**EXERCISE TASK:** Only the lines holding the string "ymax" are needed. Copy each one.

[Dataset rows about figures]
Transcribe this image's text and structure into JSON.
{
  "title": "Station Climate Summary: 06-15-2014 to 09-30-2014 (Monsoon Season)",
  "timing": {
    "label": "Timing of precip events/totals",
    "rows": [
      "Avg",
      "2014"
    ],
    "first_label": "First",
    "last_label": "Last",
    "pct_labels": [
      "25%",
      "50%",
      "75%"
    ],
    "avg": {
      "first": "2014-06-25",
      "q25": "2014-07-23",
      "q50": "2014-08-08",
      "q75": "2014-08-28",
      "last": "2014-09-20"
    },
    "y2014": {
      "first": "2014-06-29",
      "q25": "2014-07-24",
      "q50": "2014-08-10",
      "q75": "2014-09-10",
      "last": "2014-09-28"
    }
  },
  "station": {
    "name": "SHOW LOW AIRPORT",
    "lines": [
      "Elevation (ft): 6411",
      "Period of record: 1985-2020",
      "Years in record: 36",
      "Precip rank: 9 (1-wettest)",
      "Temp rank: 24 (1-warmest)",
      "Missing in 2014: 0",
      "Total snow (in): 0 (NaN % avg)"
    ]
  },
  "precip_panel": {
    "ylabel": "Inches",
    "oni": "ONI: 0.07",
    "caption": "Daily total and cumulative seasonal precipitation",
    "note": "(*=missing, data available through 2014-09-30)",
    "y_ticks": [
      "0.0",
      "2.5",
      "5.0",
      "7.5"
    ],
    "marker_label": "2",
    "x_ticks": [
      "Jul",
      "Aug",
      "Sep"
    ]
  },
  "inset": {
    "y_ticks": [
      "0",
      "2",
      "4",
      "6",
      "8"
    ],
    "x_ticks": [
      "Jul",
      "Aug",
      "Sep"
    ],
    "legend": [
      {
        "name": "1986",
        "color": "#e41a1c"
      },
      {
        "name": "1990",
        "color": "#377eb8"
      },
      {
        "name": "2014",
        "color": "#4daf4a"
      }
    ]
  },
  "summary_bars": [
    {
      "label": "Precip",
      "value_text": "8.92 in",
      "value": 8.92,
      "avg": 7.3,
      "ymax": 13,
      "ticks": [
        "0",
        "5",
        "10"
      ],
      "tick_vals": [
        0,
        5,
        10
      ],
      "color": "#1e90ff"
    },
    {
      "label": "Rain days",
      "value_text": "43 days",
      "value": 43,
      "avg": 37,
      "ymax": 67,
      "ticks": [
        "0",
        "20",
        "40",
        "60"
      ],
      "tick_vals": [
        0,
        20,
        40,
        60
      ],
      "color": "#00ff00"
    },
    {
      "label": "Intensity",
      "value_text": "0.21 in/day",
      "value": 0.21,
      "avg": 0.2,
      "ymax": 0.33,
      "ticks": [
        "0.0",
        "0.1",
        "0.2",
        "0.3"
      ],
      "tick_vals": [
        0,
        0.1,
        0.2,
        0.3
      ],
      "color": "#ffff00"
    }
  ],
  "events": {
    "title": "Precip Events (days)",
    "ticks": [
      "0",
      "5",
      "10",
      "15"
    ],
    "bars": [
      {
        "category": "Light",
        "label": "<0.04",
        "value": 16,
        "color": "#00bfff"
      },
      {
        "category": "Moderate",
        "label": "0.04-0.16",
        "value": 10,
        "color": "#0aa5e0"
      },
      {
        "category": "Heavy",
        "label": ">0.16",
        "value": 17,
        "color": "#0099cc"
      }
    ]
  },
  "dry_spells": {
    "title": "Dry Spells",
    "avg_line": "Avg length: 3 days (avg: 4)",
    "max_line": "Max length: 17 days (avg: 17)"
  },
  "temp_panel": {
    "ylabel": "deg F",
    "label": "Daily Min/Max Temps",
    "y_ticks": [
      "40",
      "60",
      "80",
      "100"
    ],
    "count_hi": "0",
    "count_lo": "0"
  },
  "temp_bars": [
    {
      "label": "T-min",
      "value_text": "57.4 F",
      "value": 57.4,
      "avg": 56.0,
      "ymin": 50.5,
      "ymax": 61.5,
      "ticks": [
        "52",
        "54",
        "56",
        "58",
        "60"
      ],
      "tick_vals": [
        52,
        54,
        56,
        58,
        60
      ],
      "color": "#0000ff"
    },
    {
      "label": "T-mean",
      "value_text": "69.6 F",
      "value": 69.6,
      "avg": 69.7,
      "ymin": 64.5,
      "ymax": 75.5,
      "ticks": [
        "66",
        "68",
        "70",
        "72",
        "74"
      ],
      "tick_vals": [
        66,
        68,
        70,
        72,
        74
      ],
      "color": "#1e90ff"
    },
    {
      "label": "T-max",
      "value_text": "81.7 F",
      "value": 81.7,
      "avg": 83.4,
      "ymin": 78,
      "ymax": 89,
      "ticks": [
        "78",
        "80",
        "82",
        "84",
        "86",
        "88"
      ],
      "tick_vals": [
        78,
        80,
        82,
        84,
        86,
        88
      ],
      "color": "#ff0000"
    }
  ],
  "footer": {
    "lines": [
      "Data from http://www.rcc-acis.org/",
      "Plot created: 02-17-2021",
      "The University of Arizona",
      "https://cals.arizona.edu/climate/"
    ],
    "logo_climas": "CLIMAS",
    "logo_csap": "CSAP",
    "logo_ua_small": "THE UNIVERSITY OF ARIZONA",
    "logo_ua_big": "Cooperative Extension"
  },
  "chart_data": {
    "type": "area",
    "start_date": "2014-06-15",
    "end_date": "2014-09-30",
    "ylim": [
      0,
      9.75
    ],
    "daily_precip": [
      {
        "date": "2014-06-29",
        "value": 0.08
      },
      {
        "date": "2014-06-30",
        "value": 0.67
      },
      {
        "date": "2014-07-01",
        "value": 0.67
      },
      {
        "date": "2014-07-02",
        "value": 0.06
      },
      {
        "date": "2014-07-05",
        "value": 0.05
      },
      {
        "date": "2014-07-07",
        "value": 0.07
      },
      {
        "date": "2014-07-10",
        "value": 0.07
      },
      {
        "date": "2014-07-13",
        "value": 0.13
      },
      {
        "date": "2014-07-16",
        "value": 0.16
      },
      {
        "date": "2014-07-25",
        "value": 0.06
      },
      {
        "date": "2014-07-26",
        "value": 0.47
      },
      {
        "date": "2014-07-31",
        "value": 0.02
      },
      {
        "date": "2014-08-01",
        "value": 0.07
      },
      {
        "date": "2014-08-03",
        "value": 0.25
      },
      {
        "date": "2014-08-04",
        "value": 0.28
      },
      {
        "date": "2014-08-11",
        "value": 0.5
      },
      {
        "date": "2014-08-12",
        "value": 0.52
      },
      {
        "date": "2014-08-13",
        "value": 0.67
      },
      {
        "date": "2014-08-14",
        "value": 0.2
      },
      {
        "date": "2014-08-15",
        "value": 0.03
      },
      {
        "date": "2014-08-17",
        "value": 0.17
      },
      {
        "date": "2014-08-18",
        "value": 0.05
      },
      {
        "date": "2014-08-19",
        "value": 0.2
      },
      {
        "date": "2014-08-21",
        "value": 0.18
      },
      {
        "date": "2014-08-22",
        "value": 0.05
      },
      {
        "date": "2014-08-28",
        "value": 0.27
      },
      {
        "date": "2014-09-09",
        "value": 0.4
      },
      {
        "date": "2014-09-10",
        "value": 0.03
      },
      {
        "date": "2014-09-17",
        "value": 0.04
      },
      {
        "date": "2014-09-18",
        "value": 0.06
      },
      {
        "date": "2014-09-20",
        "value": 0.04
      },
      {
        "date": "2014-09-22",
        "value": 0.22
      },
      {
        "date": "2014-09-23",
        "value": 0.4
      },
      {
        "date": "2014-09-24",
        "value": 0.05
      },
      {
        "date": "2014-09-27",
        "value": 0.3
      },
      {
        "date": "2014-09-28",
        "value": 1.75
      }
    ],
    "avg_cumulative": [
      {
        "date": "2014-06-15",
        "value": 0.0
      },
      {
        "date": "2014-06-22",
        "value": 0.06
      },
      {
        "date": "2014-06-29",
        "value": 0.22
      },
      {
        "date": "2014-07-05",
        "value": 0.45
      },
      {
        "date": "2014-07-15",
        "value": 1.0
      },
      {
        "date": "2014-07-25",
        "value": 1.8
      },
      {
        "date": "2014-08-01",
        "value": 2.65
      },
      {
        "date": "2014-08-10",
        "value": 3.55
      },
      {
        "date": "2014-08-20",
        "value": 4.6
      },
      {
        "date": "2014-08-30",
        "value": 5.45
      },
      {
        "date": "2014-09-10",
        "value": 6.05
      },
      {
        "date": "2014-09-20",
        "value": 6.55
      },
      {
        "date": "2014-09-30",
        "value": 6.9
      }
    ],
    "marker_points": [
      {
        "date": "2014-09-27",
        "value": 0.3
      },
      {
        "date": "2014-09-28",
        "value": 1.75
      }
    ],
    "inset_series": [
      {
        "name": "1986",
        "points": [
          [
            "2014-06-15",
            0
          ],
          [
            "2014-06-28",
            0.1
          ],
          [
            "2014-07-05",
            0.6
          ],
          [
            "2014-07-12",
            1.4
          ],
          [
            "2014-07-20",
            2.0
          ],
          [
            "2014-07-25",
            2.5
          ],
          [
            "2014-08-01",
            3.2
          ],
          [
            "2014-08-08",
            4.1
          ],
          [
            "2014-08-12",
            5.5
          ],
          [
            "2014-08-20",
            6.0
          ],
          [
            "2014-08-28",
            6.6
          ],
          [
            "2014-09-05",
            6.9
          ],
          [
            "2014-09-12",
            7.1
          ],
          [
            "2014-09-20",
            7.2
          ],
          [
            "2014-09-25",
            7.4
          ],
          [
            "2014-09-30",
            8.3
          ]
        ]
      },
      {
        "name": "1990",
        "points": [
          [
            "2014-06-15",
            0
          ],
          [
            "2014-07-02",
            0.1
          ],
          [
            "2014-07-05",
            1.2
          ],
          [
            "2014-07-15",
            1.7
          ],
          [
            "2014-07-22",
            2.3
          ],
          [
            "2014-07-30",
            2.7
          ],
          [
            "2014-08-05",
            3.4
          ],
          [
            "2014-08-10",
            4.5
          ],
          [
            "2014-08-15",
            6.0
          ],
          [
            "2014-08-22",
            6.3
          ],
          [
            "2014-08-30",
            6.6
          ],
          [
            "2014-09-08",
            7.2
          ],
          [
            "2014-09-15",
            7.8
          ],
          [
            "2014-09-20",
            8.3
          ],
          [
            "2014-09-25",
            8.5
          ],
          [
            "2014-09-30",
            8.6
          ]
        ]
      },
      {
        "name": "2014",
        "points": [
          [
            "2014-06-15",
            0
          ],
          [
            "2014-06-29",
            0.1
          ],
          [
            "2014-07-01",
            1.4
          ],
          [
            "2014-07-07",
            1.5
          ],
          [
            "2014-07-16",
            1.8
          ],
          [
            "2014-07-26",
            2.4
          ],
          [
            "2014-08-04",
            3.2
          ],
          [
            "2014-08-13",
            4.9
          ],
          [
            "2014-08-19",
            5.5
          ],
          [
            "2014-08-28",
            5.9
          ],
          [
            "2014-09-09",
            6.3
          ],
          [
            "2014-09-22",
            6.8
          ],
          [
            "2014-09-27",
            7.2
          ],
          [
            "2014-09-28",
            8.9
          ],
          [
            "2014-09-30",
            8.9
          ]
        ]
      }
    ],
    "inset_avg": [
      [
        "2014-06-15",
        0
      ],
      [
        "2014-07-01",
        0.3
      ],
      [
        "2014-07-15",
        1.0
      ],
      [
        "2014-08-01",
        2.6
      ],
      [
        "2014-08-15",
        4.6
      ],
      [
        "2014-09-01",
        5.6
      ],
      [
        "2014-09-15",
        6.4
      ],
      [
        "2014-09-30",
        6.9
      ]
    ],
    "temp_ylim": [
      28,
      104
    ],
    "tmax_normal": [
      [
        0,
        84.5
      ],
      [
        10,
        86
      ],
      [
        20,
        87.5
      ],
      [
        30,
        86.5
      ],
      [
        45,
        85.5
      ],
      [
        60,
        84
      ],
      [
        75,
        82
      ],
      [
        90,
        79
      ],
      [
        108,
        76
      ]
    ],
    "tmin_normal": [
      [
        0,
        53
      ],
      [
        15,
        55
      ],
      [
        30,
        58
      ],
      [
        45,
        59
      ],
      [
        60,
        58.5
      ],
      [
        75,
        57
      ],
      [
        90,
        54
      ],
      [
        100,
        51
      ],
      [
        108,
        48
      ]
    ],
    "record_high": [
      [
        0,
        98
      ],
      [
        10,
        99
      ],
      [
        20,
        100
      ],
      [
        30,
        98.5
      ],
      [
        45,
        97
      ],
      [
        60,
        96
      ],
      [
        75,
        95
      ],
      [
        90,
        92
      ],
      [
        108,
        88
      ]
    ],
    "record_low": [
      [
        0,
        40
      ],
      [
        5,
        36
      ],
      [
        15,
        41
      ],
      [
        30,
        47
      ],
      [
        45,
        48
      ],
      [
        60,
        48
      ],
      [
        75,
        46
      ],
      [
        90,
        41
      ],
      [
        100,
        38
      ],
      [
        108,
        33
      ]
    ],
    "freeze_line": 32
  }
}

**REPLY TO THE EXERCISE:**
      "ymax": 13,
      "ymax": 67,
      "ymax": 0.33,
      "ymax": 61.5,
      "ymax": 75.5,
      "ymax": 89,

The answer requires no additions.